## BEGIN ENTRIES PROVIDED

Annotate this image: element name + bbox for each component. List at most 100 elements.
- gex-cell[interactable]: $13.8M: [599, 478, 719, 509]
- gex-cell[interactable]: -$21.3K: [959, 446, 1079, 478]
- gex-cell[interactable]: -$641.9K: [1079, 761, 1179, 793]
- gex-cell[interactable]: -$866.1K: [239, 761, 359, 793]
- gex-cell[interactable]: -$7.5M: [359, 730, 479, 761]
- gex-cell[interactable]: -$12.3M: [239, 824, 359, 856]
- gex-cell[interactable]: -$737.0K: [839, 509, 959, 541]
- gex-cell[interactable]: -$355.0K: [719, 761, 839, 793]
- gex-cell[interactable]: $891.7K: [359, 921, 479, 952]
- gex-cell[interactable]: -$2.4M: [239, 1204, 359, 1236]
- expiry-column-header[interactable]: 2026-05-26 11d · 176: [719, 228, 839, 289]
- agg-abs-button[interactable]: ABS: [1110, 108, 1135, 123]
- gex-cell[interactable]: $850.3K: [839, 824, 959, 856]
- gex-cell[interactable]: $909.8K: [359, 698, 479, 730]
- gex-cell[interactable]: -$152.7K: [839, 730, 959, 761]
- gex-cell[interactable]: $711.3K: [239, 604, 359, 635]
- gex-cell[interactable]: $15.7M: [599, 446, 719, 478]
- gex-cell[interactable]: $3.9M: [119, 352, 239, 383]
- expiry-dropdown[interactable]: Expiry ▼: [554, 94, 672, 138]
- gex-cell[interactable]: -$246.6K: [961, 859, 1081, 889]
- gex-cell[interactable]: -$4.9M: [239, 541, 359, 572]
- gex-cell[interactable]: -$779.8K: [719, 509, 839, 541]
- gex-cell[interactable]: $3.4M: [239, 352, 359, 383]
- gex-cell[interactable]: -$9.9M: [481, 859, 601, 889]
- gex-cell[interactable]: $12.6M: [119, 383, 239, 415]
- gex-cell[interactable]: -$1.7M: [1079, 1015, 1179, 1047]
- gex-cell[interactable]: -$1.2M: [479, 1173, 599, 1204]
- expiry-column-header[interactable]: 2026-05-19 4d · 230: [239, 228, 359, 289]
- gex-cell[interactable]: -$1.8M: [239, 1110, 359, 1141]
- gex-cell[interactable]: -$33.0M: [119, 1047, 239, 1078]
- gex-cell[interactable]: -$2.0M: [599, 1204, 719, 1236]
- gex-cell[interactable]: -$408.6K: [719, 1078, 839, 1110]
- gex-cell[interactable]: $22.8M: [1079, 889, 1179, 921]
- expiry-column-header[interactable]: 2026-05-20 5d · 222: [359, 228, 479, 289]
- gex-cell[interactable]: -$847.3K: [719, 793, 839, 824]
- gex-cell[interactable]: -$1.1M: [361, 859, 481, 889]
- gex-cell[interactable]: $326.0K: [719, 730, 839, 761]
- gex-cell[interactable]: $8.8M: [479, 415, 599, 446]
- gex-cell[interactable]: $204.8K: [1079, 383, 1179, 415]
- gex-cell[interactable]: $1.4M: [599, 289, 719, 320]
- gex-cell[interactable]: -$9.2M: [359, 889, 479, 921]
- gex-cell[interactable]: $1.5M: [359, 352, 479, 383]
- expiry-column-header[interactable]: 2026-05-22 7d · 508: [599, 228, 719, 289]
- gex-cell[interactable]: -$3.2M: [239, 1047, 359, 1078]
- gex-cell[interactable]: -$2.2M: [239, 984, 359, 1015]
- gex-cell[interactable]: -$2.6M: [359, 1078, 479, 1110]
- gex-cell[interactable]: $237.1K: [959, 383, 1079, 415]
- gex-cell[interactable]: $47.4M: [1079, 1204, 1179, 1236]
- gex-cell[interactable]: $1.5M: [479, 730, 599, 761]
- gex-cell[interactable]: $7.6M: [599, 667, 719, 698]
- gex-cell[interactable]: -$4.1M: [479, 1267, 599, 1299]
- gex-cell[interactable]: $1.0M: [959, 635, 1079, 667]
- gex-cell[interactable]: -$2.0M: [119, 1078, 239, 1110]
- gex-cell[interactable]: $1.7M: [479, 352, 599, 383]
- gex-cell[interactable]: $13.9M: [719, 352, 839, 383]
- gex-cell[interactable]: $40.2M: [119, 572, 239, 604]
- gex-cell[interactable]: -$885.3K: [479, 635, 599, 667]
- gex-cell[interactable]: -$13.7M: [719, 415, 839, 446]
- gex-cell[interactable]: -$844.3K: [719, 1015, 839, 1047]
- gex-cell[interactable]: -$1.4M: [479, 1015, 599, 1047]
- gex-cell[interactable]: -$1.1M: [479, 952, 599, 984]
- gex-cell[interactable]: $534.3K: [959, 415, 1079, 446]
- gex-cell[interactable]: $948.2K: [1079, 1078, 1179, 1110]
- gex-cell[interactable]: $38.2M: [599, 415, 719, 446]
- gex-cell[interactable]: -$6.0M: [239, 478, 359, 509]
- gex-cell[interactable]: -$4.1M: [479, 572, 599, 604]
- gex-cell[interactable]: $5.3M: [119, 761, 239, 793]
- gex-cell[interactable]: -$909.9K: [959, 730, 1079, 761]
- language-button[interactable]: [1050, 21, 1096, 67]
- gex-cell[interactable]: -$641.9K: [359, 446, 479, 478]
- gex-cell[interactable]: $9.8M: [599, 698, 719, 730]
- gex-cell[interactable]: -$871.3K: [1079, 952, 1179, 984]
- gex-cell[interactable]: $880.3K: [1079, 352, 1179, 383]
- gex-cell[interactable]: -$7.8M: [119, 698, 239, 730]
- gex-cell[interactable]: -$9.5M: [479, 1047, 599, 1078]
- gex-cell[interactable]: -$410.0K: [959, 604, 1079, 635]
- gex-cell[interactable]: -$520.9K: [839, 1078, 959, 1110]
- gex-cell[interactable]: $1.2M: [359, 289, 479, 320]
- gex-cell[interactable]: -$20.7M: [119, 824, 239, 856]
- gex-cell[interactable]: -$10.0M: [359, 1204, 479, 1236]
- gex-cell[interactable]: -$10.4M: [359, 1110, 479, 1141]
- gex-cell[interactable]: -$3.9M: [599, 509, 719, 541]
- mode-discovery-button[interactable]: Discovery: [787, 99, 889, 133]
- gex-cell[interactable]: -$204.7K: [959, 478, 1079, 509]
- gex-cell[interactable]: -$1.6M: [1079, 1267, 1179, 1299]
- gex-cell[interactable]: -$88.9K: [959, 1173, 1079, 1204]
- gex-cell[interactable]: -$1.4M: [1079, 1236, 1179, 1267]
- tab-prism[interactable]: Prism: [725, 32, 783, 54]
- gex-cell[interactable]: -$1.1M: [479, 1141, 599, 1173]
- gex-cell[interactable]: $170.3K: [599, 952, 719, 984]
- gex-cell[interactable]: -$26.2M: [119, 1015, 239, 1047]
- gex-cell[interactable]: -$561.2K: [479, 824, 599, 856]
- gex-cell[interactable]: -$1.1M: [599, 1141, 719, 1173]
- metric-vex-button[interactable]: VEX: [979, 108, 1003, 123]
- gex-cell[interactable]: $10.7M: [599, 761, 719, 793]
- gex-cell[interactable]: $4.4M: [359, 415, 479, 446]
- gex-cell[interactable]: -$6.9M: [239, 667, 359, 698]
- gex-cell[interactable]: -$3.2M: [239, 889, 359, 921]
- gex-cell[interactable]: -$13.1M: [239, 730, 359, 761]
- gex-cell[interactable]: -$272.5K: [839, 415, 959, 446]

## END ENTRIES PROVIDED

YOUR TASK - Reproduce the entire listing above verbatim, line for line.

THE RESPONSE -
Annotate this image: element name + bbox for each component. List at most 100 elements.
- gex-cell[interactable]: $13.8M: [599, 478, 719, 509]
- gex-cell[interactable]: -$21.3K: [959, 446, 1079, 478]
- gex-cell[interactable]: -$641.9K: [1079, 761, 1179, 793]
- gex-cell[interactable]: -$866.1K: [239, 761, 359, 793]
- gex-cell[interactable]: -$7.5M: [359, 730, 479, 761]
- gex-cell[interactable]: -$12.3M: [239, 824, 359, 856]
- gex-cell[interactable]: -$737.0K: [839, 509, 959, 541]
- gex-cell[interactable]: -$355.0K: [719, 761, 839, 793]
- gex-cell[interactable]: $891.7K: [359, 921, 479, 952]
- gex-cell[interactable]: -$2.4M: [239, 1204, 359, 1236]
- expiry-column-header[interactable]: 2026-05-26 11d · 176: [719, 228, 839, 289]
- agg-abs-button[interactable]: ABS: [1110, 108, 1135, 123]
- gex-cell[interactable]: $850.3K: [839, 824, 959, 856]
- gex-cell[interactable]: $909.8K: [359, 698, 479, 730]
- gex-cell[interactable]: -$152.7K: [839, 730, 959, 761]
- gex-cell[interactable]: $711.3K: [239, 604, 359, 635]
- gex-cell[interactable]: $15.7M: [599, 446, 719, 478]
- gex-cell[interactable]: $3.9M: [119, 352, 239, 383]
- expiry-dropdown[interactable]: Expiry ▼: [554, 94, 672, 138]
- gex-cell[interactable]: -$246.6K: [961, 859, 1081, 889]
- gex-cell[interactable]: -$4.9M: [239, 541, 359, 572]
- gex-cell[interactable]: -$779.8K: [719, 509, 839, 541]
- gex-cell[interactable]: $3.4M: [239, 352, 359, 383]
- gex-cell[interactable]: -$9.9M: [481, 859, 601, 889]
- gex-cell[interactable]: $12.6M: [119, 383, 239, 415]
- gex-cell[interactable]: -$1.7M: [1079, 1015, 1179, 1047]
- gex-cell[interactable]: -$1.2M: [479, 1173, 599, 1204]
- expiry-column-header[interactable]: 2026-05-19 4d · 230: [239, 228, 359, 289]
- gex-cell[interactable]: -$1.8M: [239, 1110, 359, 1141]
- gex-cell[interactable]: -$33.0M: [119, 1047, 239, 1078]
- gex-cell[interactable]: -$2.0M: [599, 1204, 719, 1236]
- gex-cell[interactable]: -$408.6K: [719, 1078, 839, 1110]
- gex-cell[interactable]: $22.8M: [1079, 889, 1179, 921]
- expiry-column-header[interactable]: 2026-05-20 5d · 222: [359, 228, 479, 289]
- gex-cell[interactable]: -$847.3K: [719, 793, 839, 824]
- gex-cell[interactable]: -$1.1M: [361, 859, 481, 889]
- gex-cell[interactable]: $326.0K: [719, 730, 839, 761]
- gex-cell[interactable]: $8.8M: [479, 415, 599, 446]
- gex-cell[interactable]: $204.8K: [1079, 383, 1179, 415]
- gex-cell[interactable]: $1.4M: [599, 289, 719, 320]
- gex-cell[interactable]: -$9.2M: [359, 889, 479, 921]
- gex-cell[interactable]: $1.5M: [359, 352, 479, 383]
- expiry-column-header[interactable]: 2026-05-22 7d · 508: [599, 228, 719, 289]
- gex-cell[interactable]: -$3.2M: [239, 1047, 359, 1078]
- gex-cell[interactable]: -$2.2M: [239, 984, 359, 1015]
- gex-cell[interactable]: -$2.6M: [359, 1078, 479, 1110]
- gex-cell[interactable]: $237.1K: [959, 383, 1079, 415]
- gex-cell[interactable]: $47.4M: [1079, 1204, 1179, 1236]
- gex-cell[interactable]: $1.5M: [479, 730, 599, 761]
- gex-cell[interactable]: $7.6M: [599, 667, 719, 698]
- gex-cell[interactable]: -$4.1M: [479, 1267, 599, 1299]
- gex-cell[interactable]: $1.0M: [959, 635, 1079, 667]
- gex-cell[interactable]: -$2.0M: [119, 1078, 239, 1110]
- gex-cell[interactable]: $1.7M: [479, 352, 599, 383]
- gex-cell[interactable]: $13.9M: [719, 352, 839, 383]
- gex-cell[interactable]: $40.2M: [119, 572, 239, 604]
- gex-cell[interactable]: -$885.3K: [479, 635, 599, 667]
- gex-cell[interactable]: -$13.7M: [719, 415, 839, 446]
- gex-cell[interactable]: -$844.3K: [719, 1015, 839, 1047]
- gex-cell[interactable]: -$1.4M: [479, 1015, 599, 1047]
- gex-cell[interactable]: -$1.1M: [479, 952, 599, 984]
- gex-cell[interactable]: $534.3K: [959, 415, 1079, 446]
- gex-cell[interactable]: $948.2K: [1079, 1078, 1179, 1110]
- gex-cell[interactable]: $38.2M: [599, 415, 719, 446]
- gex-cell[interactable]: -$6.0M: [239, 478, 359, 509]
- gex-cell[interactable]: -$4.1M: [479, 572, 599, 604]
- gex-cell[interactable]: $5.3M: [119, 761, 239, 793]
- gex-cell[interactable]: -$909.9K: [959, 730, 1079, 761]
- language-button[interactable]: [1050, 21, 1096, 67]
- gex-cell[interactable]: -$641.9K: [359, 446, 479, 478]
- gex-cell[interactable]: $9.8M: [599, 698, 719, 730]
- gex-cell[interactable]: -$871.3K: [1079, 952, 1179, 984]
- gex-cell[interactable]: $880.3K: [1079, 352, 1179, 383]
- gex-cell[interactable]: -$7.8M: [119, 698, 239, 730]
- gex-cell[interactable]: -$9.5M: [479, 1047, 599, 1078]
- gex-cell[interactable]: -$410.0K: [959, 604, 1079, 635]
- gex-cell[interactable]: -$520.9K: [839, 1078, 959, 1110]
- gex-cell[interactable]: $1.2M: [359, 289, 479, 320]
- gex-cell[interactable]: -$20.7M: [119, 824, 239, 856]
- gex-cell[interactable]: -$10.0M: [359, 1204, 479, 1236]
- gex-cell[interactable]: -$10.4M: [359, 1110, 479, 1141]
- gex-cell[interactable]: -$3.9M: [599, 509, 719, 541]
- mode-discovery-button[interactable]: Discovery: [787, 99, 889, 133]
- gex-cell[interactable]: -$204.7K: [959, 478, 1079, 509]
- gex-cell[interactable]: -$1.6M: [1079, 1267, 1179, 1299]
- gex-cell[interactable]: -$88.9K: [959, 1173, 1079, 1204]
- gex-cell[interactable]: -$1.4M: [1079, 1236, 1179, 1267]
- tab-prism[interactable]: Prism: [725, 32, 783, 54]
- gex-cell[interactable]: -$1.1M: [479, 1141, 599, 1173]
- gex-cell[interactable]: $170.3K: [599, 952, 719, 984]
- gex-cell[interactable]: -$26.2M: [119, 1015, 239, 1047]
- gex-cell[interactable]: -$561.2K: [479, 824, 599, 856]
- gex-cell[interactable]: -$1.1M: [599, 1141, 719, 1173]
- metric-vex-button[interactable]: VEX: [979, 108, 1003, 123]
- gex-cell[interactable]: $10.7M: [599, 761, 719, 793]
- gex-cell[interactable]: $4.4M: [359, 415, 479, 446]
- gex-cell[interactable]: -$6.9M: [239, 667, 359, 698]
- gex-cell[interactable]: -$3.2M: [239, 889, 359, 921]
- gex-cell[interactable]: -$13.1M: [239, 730, 359, 761]
- gex-cell[interactable]: -$272.5K: [839, 415, 959, 446]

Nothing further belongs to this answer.